(Stored data)
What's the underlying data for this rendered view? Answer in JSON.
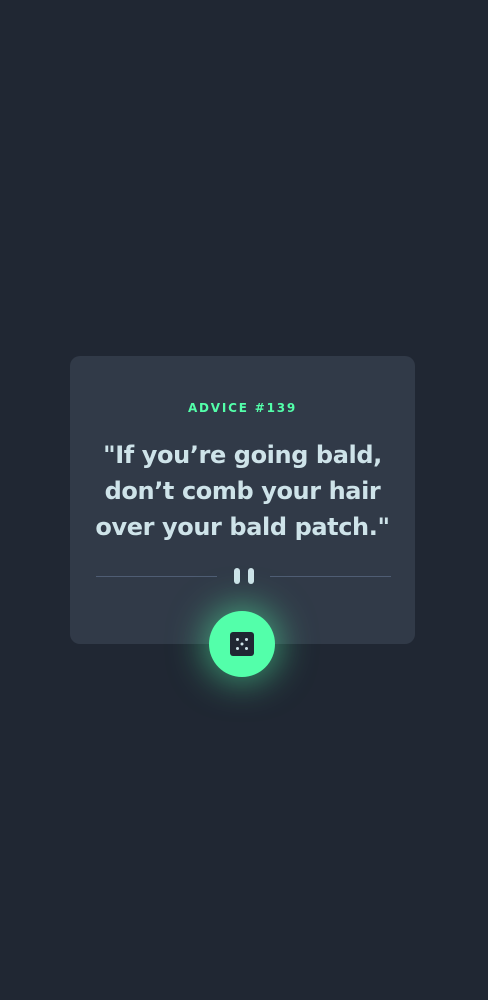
{
  "advice": {
    "id_label": "ADVICE #139",
    "quote": "\"If you’re going bald, don’t comb your hair over your bald patch.\""
  },
  "icons": {
    "divider": "pause-icon",
    "button": "dice-icon"
  },
  "colors": {
    "background": "#202733",
    "card": "#313A48",
    "accent": "#53FFAA",
    "text": "#CEE3E9",
    "divider_line": "#4F5D74"
  }
}
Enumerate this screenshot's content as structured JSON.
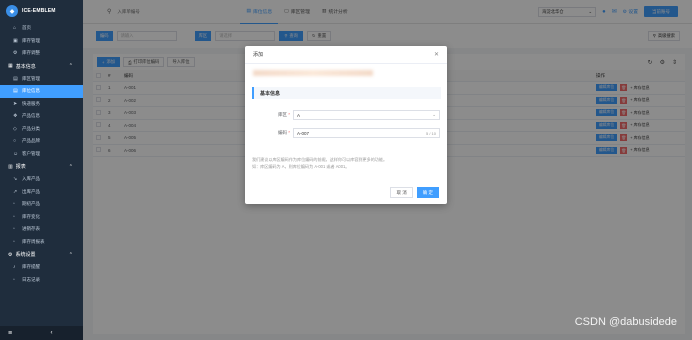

*Exercise*
Pictures don't belong in the copy. Restate all the entries exactly.

*Output for this exercise*
What's the underlying data for this rendered view? Answer in JSON.
{
  "advice": {
    "id_label": "ADVICE #139",
    "quote": "\"If you’re going bald, don’t comb your hair over your bald patch.\""
  },
  "icons": {
    "divider": "pause-icon",
    "button": "dice-icon"
  },
  "colors": {
    "background": "#202733",
    "card": "#313A48",
    "accent": "#53FFAA",
    "text": "#CEE3E9",
    "divider_line": "#4F5D74"
  }
}
Enumerate this screenshot's content as structured JSON.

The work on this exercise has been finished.